- WHAT TO DO:
Return all of the data exactly as given.

- RECORD EXCERPTS:
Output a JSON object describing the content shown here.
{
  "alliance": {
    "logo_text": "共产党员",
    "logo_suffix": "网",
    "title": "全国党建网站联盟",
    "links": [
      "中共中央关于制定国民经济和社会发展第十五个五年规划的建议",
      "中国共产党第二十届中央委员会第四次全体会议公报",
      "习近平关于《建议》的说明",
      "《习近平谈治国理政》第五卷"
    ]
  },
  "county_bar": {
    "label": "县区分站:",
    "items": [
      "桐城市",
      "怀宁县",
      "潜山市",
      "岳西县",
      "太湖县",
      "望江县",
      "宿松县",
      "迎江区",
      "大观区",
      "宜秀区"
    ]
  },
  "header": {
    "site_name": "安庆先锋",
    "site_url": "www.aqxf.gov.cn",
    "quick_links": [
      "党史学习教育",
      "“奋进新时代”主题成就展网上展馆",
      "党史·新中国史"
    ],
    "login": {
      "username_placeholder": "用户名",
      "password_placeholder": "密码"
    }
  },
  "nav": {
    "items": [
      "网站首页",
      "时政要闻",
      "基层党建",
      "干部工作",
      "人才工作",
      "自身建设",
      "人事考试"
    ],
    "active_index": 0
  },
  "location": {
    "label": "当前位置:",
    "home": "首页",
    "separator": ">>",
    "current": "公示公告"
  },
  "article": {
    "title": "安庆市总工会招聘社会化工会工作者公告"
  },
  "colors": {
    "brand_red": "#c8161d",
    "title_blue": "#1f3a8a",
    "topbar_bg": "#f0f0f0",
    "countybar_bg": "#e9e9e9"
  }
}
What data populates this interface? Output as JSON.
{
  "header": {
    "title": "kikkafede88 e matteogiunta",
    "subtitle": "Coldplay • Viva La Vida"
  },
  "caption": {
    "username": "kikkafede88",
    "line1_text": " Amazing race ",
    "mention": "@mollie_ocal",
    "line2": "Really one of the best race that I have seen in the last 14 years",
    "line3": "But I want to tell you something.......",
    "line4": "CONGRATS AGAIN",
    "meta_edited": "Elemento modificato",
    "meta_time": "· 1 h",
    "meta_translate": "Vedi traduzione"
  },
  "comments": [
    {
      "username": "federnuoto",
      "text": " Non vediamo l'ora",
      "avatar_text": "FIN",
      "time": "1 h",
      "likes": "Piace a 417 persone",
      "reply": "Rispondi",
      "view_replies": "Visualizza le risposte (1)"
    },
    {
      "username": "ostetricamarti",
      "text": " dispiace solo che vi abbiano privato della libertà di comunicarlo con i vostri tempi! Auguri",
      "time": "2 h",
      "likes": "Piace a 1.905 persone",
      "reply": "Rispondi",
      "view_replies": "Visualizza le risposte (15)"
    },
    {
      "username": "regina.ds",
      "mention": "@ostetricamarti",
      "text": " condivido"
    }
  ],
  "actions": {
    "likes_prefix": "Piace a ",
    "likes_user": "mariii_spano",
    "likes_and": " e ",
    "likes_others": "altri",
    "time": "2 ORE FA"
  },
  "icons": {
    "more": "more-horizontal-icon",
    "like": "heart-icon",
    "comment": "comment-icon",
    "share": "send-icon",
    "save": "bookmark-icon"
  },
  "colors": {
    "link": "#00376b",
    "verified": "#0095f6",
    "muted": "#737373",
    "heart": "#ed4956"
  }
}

- FINISHED TASK:
Output a JSON object describing the content shown here.
{
  "alliance": {
    "logo_text": "共产党员",
    "logo_suffix": "网",
    "title": "全国党建网站联盟",
    "links": [
      "中共中央关于制定国民经济和社会发展第十五个五年规划的建议",
      "中国共产党第二十届中央委员会第四次全体会议公报",
      "习近平关于《建议》的说明",
      "《习近平谈治国理政》第五卷"
    ]
  },
  "county_bar": {
    "label": "县区分站:",
    "items": [
      "桐城市",
      "怀宁县",
      "潜山市",
      "岳西县",
      "太湖县",
      "望江县",
      "宿松县",
      "迎江区",
      "大观区",
      "宜秀区"
    ]
  },
  "header": {
    "site_name": "安庆先锋",
    "site_url": "www.aqxf.gov.cn",
    "quick_links": [
      "党史学习教育",
      "“奋进新时代”主题成就展网上展馆",
      "党史·新中国史"
    ],
    "login": {
      "username_placeholder": "用户名",
      "password_placeholder": "密码"
    }
  },
  "nav": {
    "items": [
      "网站首页",
      "时政要闻",
      "基层党建",
      "干部工作",
      "人才工作",
      "自身建设",
      "人事考试"
    ],
    "active_index": 0
  },
  "location": {
    "label": "当前位置:",
    "home": "首页",
    "separator": ">>",
    "current": "公示公告"
  },
  "article": {
    "title": "安庆市总工会招聘社会化工会工作者公告"
  },
  "colors": {
    "brand_red": "#c8161d",
    "title_blue": "#1f3a8a",
    "topbar_bg": "#f0f0f0",
    "countybar_bg": "#e9e9e9"
  }
}
What data populates this interface? Output as JSON.
{
  "header": {
    "title": "kikkafede88 e matteogiunta",
    "subtitle": "Coldplay • Viva La Vida"
  },
  "caption": {
    "username": "kikkafede88",
    "line1_text": " Amazing race ",
    "mention": "@mollie_ocal",
    "line2": "Really one of the best race that I have seen in the last 14 years",
    "line3": "But I want to tell you something.......",
    "line4": "CONGRATS AGAIN",
    "meta_edited": "Elemento modificato",
    "meta_time": "· 1 h",
    "meta_translate": "Vedi traduzione"
  },
  "comments": [
    {
      "username": "federnuoto",
      "text": " Non vediamo l'ora",
      "avatar_text": "FIN",
      "time": "1 h",
      "likes": "Piace a 417 persone",
      "reply": "Rispondi",
      "view_replies": "Visualizza le risposte (1)"
    },
    {
      "username": "ostetricamarti",
      "text": " dispiace solo che vi abbiano privato della libertà di comunicarlo con i vostri tempi! Auguri",
      "time": "2 h",
      "likes": "Piace a 1.905 persone",
      "reply": "Rispondi",
      "view_replies": "Visualizza le risposte (15)"
    },
    {
      "username": "regina.ds",
      "mention": "@ostetricamarti",
      "text": " condivido"
    }
  ],
  "actions": {
    "likes_prefix": "Piace a ",
    "likes_user": "mariii_spano",
    "likes_and": " e ",
    "likes_others": "altri",
    "time": "2 ORE FA"
  },
  "icons": {
    "more": "more-horizontal-icon",
    "like": "heart-icon",
    "comment": "comment-icon",
    "share": "send-icon",
    "save": "bookmark-icon"
  },
  "colors": {
    "link": "#00376b",
    "verified": "#0095f6",
    "muted": "#737373",
    "heart": "#ed4956"
  }
}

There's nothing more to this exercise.